**GIVEN REQUEST**: Repeat the records below exactly, leaving out every picture.

**EXCERPTED DATA**:
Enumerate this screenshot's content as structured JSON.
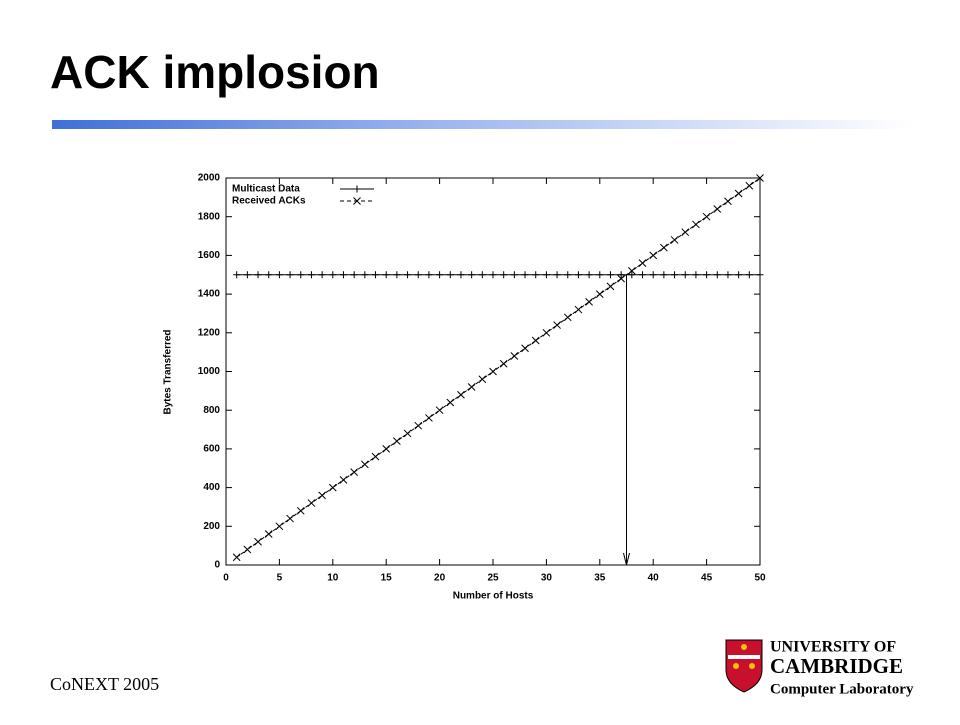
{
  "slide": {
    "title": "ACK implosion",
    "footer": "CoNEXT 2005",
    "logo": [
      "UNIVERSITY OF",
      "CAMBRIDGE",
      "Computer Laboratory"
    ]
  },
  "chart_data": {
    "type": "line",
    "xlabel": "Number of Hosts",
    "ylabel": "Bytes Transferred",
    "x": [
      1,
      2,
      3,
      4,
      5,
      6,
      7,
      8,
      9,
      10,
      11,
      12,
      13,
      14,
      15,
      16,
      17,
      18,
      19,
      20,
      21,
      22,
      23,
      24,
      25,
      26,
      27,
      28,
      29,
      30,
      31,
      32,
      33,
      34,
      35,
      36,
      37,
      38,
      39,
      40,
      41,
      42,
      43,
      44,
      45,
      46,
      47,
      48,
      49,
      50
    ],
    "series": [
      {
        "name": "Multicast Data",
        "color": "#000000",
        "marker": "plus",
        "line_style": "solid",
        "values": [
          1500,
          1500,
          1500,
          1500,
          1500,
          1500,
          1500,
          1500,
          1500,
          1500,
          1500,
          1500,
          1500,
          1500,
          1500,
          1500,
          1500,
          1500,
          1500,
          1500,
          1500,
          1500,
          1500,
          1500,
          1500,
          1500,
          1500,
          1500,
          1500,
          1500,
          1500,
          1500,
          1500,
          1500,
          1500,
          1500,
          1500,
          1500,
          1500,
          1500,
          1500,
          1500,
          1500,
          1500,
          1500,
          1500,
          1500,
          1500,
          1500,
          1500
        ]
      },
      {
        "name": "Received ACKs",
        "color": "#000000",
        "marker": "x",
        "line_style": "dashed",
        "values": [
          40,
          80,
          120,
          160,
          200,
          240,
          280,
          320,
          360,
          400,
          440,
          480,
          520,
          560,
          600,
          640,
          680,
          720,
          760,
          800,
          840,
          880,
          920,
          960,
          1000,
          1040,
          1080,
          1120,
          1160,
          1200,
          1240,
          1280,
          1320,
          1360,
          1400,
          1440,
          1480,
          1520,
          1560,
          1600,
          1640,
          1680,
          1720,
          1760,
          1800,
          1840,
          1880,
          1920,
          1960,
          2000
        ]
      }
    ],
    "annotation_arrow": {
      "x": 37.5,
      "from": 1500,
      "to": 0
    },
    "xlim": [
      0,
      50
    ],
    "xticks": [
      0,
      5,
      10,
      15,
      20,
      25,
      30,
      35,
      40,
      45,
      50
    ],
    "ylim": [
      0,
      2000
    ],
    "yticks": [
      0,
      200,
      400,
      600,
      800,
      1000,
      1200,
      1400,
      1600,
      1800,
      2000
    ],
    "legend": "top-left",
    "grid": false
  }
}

**THE RESPONSE**:
Enumerate this screenshot's content as structured JSON.
{
  "slide": {
    "title": "ACK implosion",
    "footer": "CoNEXT 2005",
    "logo": [
      "UNIVERSITY OF",
      "CAMBRIDGE",
      "Computer Laboratory"
    ]
  },
  "chart_data": {
    "type": "line",
    "xlabel": "Number of Hosts",
    "ylabel": "Bytes Transferred",
    "x": [
      1,
      2,
      3,
      4,
      5,
      6,
      7,
      8,
      9,
      10,
      11,
      12,
      13,
      14,
      15,
      16,
      17,
      18,
      19,
      20,
      21,
      22,
      23,
      24,
      25,
      26,
      27,
      28,
      29,
      30,
      31,
      32,
      33,
      34,
      35,
      36,
      37,
      38,
      39,
      40,
      41,
      42,
      43,
      44,
      45,
      46,
      47,
      48,
      49,
      50
    ],
    "series": [
      {
        "name": "Multicast Data",
        "color": "#000000",
        "marker": "plus",
        "line_style": "solid",
        "values": [
          1500,
          1500,
          1500,
          1500,
          1500,
          1500,
          1500,
          1500,
          1500,
          1500,
          1500,
          1500,
          1500,
          1500,
          1500,
          1500,
          1500,
          1500,
          1500,
          1500,
          1500,
          1500,
          1500,
          1500,
          1500,
          1500,
          1500,
          1500,
          1500,
          1500,
          1500,
          1500,
          1500,
          1500,
          1500,
          1500,
          1500,
          1500,
          1500,
          1500,
          1500,
          1500,
          1500,
          1500,
          1500,
          1500,
          1500,
          1500,
          1500,
          1500
        ]
      },
      {
        "name": "Received ACKs",
        "color": "#000000",
        "marker": "x",
        "line_style": "dashed",
        "values": [
          40,
          80,
          120,
          160,
          200,
          240,
          280,
          320,
          360,
          400,
          440,
          480,
          520,
          560,
          600,
          640,
          680,
          720,
          760,
          800,
          840,
          880,
          920,
          960,
          1000,
          1040,
          1080,
          1120,
          1160,
          1200,
          1240,
          1280,
          1320,
          1360,
          1400,
          1440,
          1480,
          1520,
          1560,
          1600,
          1640,
          1680,
          1720,
          1760,
          1800,
          1840,
          1880,
          1920,
          1960,
          2000
        ]
      }
    ],
    "annotation_arrow": {
      "x": 37.5,
      "from": 1500,
      "to": 0
    },
    "xlim": [
      0,
      50
    ],
    "xticks": [
      0,
      5,
      10,
      15,
      20,
      25,
      30,
      35,
      40,
      45,
      50
    ],
    "ylim": [
      0,
      2000
    ],
    "yticks": [
      0,
      200,
      400,
      600,
      800,
      1000,
      1200,
      1400,
      1600,
      1800,
      2000
    ],
    "legend": "top-left",
    "grid": false
  }
}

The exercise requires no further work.